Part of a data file

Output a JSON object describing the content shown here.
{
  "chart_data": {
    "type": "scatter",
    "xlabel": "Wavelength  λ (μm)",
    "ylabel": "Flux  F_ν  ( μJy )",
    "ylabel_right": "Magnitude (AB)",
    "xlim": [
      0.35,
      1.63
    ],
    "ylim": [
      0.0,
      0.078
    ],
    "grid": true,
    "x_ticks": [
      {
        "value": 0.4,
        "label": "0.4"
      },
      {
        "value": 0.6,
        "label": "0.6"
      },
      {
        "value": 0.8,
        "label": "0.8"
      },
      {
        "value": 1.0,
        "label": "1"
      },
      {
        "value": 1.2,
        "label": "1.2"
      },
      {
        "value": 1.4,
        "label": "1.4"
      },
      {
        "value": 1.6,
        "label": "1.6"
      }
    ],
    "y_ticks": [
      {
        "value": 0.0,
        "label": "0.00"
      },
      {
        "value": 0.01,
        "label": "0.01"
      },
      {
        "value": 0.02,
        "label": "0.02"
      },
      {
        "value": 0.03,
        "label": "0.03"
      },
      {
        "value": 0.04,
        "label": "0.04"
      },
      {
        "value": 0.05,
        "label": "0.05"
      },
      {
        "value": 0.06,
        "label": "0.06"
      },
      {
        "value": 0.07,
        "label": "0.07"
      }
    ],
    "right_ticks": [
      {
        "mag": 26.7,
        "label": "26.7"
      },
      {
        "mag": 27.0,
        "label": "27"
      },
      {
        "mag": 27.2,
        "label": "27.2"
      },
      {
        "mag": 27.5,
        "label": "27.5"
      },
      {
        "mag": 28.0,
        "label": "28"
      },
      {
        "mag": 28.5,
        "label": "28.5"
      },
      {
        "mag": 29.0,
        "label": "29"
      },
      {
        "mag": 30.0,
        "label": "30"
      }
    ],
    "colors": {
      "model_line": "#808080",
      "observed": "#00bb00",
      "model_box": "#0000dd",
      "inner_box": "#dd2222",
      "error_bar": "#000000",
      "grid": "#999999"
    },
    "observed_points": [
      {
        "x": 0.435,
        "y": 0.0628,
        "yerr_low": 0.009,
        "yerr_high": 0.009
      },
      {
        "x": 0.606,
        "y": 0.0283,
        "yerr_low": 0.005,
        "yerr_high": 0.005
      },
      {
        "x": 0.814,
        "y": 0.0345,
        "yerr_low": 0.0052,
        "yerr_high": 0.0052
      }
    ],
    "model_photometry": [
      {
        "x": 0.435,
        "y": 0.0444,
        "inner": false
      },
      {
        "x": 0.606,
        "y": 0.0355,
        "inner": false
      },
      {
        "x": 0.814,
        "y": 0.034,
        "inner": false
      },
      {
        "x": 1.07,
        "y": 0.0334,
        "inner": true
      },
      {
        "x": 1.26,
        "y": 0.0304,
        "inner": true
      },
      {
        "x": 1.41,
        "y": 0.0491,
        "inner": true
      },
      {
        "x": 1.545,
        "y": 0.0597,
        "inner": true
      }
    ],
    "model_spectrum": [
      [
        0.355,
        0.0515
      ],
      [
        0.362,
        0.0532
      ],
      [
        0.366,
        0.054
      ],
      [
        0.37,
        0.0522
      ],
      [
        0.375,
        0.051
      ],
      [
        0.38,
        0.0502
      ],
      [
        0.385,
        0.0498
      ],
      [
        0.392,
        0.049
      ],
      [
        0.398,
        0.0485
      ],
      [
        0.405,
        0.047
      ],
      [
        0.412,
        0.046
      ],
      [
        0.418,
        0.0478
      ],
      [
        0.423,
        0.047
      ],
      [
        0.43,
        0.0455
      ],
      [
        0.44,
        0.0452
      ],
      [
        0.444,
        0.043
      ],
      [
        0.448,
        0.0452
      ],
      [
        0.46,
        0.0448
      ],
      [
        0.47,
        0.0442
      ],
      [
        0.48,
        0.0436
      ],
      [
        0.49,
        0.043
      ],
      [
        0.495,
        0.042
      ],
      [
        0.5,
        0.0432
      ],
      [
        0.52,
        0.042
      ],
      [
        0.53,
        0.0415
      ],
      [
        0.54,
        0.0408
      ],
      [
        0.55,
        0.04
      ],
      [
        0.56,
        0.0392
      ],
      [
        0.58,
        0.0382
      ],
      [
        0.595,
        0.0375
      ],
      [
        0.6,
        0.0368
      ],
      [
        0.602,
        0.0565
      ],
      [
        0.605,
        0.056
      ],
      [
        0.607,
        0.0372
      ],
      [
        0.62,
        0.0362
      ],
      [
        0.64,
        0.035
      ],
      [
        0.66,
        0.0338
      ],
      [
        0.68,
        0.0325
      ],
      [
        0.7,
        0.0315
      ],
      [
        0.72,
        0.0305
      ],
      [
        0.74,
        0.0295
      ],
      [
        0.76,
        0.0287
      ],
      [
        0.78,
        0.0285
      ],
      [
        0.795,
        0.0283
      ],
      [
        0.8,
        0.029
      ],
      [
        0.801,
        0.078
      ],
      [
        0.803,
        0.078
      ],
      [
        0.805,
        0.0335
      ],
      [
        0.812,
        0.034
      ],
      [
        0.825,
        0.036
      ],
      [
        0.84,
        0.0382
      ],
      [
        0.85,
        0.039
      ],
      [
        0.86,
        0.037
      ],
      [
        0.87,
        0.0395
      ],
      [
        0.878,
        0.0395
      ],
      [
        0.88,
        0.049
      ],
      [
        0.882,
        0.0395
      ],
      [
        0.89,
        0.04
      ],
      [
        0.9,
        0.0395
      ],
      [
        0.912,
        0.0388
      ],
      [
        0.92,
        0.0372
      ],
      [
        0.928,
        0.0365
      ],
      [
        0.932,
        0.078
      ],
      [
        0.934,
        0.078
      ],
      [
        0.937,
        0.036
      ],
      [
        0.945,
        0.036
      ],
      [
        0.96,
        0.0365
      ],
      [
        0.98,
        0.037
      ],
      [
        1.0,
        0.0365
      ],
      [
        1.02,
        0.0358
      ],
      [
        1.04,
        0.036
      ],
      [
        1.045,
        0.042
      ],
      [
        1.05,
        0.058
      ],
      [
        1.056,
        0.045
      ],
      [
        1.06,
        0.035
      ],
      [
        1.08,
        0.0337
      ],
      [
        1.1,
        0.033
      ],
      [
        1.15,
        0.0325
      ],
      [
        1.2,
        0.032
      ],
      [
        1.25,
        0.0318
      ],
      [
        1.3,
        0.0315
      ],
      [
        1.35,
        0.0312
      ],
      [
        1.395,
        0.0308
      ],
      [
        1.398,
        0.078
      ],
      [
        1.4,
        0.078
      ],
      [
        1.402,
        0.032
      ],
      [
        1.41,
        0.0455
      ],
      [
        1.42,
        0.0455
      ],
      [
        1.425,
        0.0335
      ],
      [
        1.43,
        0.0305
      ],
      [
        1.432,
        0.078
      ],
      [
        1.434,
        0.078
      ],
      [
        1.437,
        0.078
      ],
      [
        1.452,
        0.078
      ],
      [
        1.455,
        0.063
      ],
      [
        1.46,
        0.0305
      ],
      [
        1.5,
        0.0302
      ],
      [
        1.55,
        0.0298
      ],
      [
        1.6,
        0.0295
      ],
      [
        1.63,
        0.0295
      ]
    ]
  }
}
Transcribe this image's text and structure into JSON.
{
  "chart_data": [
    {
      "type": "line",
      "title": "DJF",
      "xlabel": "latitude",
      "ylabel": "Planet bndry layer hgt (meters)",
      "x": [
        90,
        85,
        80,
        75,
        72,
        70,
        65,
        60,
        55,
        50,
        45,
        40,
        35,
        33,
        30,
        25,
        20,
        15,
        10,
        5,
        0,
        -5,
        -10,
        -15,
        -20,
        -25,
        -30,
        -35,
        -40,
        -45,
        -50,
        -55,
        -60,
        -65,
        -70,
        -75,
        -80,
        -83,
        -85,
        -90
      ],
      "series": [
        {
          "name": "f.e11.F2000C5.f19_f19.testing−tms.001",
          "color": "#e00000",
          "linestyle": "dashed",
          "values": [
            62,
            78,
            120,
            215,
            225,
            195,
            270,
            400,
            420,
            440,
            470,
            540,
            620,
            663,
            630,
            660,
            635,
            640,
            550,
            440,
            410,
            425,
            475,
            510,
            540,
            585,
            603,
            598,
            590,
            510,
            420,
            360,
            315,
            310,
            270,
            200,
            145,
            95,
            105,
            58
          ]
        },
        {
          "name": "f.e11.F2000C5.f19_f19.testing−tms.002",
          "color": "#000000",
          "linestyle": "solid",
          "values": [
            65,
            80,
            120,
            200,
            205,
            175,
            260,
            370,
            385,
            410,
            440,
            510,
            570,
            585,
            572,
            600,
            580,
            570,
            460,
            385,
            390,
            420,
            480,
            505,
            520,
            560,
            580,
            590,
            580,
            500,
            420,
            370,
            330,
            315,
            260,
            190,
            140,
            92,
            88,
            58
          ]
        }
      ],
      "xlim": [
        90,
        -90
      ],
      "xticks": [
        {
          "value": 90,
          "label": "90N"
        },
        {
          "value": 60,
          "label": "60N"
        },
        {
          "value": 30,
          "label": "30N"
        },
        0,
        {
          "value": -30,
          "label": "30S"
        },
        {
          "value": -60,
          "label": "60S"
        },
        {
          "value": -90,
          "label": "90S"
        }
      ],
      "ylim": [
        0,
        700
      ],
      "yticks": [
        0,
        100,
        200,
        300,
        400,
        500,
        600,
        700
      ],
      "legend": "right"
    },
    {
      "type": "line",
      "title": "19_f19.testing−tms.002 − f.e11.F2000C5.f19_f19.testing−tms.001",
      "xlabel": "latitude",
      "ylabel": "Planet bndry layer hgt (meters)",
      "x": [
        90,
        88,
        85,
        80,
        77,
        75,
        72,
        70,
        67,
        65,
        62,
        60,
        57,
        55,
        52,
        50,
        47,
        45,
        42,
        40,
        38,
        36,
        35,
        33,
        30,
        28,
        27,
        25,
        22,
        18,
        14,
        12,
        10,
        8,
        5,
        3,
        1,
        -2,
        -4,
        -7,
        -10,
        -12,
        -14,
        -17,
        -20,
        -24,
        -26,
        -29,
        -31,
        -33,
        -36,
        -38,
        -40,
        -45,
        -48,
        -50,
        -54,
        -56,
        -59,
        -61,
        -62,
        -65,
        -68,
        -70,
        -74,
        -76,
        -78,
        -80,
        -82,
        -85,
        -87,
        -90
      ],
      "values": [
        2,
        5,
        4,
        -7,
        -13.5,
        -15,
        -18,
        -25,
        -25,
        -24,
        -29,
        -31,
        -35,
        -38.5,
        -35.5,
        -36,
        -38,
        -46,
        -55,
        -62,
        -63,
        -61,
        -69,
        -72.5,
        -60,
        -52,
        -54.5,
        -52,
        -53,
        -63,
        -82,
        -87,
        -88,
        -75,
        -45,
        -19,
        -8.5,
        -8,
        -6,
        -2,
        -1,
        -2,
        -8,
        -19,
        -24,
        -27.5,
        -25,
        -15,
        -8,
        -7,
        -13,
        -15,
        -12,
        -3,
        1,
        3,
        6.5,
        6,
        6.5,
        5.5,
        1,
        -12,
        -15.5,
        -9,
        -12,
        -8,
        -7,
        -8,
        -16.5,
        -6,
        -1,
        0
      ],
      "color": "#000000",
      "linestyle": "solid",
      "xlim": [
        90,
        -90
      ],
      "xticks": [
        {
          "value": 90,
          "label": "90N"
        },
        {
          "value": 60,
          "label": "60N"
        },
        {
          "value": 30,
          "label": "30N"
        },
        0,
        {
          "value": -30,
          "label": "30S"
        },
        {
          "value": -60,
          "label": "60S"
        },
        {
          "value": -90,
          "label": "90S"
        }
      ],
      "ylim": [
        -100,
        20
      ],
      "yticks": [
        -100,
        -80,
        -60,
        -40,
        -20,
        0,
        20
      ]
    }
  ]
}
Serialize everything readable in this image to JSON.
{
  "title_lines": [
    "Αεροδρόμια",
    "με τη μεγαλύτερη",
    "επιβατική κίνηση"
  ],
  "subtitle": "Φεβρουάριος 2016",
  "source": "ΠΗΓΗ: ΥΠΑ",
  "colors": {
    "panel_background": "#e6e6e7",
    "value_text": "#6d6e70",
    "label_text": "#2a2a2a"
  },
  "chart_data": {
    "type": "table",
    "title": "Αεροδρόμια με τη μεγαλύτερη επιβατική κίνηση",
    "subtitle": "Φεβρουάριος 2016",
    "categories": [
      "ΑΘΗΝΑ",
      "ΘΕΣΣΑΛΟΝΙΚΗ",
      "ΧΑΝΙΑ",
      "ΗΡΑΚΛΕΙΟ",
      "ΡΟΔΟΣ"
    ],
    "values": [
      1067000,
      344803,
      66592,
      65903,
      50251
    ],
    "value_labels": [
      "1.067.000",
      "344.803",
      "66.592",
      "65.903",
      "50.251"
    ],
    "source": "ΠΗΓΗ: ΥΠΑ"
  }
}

What to work on: Copy every line of the listing that contains the word "Φεβρουάριος".

Solution:
  "subtitle": "Φεβρουάριος 2016",
    "subtitle": "Φεβρουάριος 2016",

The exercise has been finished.